(Some records)
========================================================================

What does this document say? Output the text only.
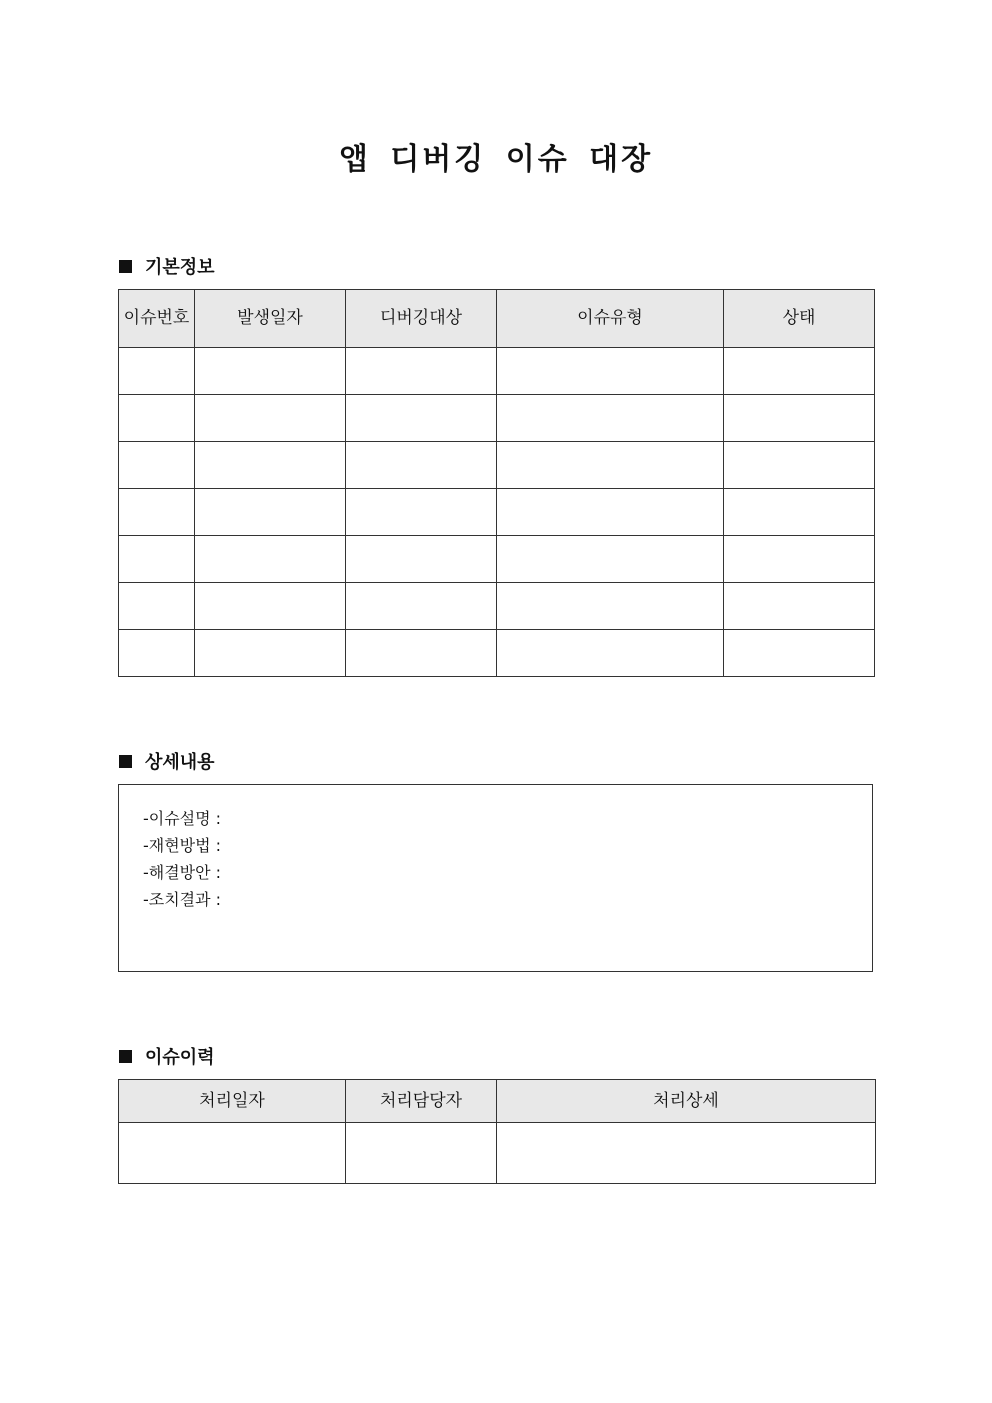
앱 디버깅 이슈 대장
기본정보
이슈번호	발생일자	디버깅대상	이슈유형	상태

상세내용
-이슈설명 :
-재현방법 :
-해결방안 :
-조치결과 :
이슈이력
처리일자	처리담당자	처리상세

========================================================================

■ **The task**:
Every entry above needs to be retyped exactly; drop the pictures.

■ **Complete answer**:
What does this document say? Output the text only.
앱 디버깅 이슈 대장
기본정보
이슈번호	발생일자	디버깅대상	이슈유형	상태

상세내용
-이슈설명 :
-재현방법 :
-해결방안 :
-조치결과 :
이슈이력
처리일자	처리담당자	처리상세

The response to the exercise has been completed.